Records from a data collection
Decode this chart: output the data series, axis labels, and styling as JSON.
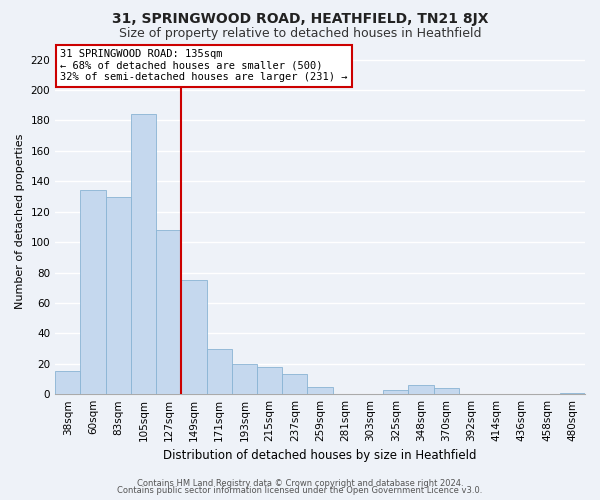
{
  "title": "31, SPRINGWOOD ROAD, HEATHFIELD, TN21 8JX",
  "subtitle": "Size of property relative to detached houses in Heathfield",
  "xlabel": "Distribution of detached houses by size in Heathfield",
  "ylabel": "Number of detached properties",
  "bar_labels": [
    "38sqm",
    "60sqm",
    "83sqm",
    "105sqm",
    "127sqm",
    "149sqm",
    "171sqm",
    "193sqm",
    "215sqm",
    "237sqm",
    "259sqm",
    "281sqm",
    "303sqm",
    "325sqm",
    "348sqm",
    "370sqm",
    "392sqm",
    "414sqm",
    "436sqm",
    "458sqm",
    "480sqm"
  ],
  "bar_values": [
    15,
    134,
    130,
    184,
    108,
    75,
    30,
    20,
    18,
    13,
    5,
    0,
    0,
    3,
    6,
    4,
    0,
    0,
    0,
    0,
    1
  ],
  "bar_color": "#c5d8ee",
  "bar_edge_color": "#8ab4d4",
  "vline_index": 4,
  "vline_color": "#cc0000",
  "ylim": [
    0,
    228
  ],
  "yticks": [
    0,
    20,
    40,
    60,
    80,
    100,
    120,
    140,
    160,
    180,
    200,
    220
  ],
  "annotation_title": "31 SPRINGWOOD ROAD: 135sqm",
  "annotation_line1": "← 68% of detached houses are smaller (500)",
  "annotation_line2": "32% of semi-detached houses are larger (231) →",
  "annotation_box_color": "#ffffff",
  "annotation_box_edge": "#cc0000",
  "footer1": "Contains HM Land Registry data © Crown copyright and database right 2024.",
  "footer2": "Contains public sector information licensed under the Open Government Licence v3.0.",
  "background_color": "#eef2f8",
  "grid_color": "#ffffff",
  "title_fontsize": 10,
  "subtitle_fontsize": 9,
  "ylabel_fontsize": 8,
  "xlabel_fontsize": 8.5,
  "tick_fontsize": 7.5,
  "annotation_fontsize": 7.5,
  "footer_fontsize": 6
}
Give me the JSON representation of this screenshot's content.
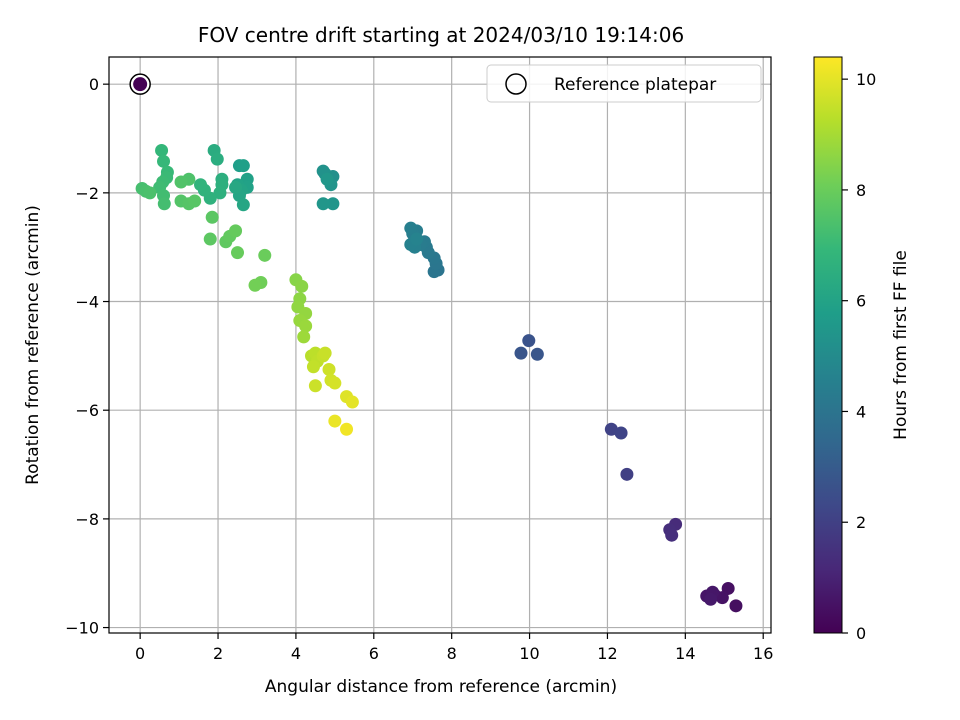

GOAL: Search the data for "SPRINGWOOD". Copy every line that has it.

SOLUTION TO THE PROBLEM:
  "title": "31, SPRINGWOOD ROAD, HEATHFIELD, TN21 8JX",
  "annotation_title": "31 SPRINGWOOD ROAD: 135sqm",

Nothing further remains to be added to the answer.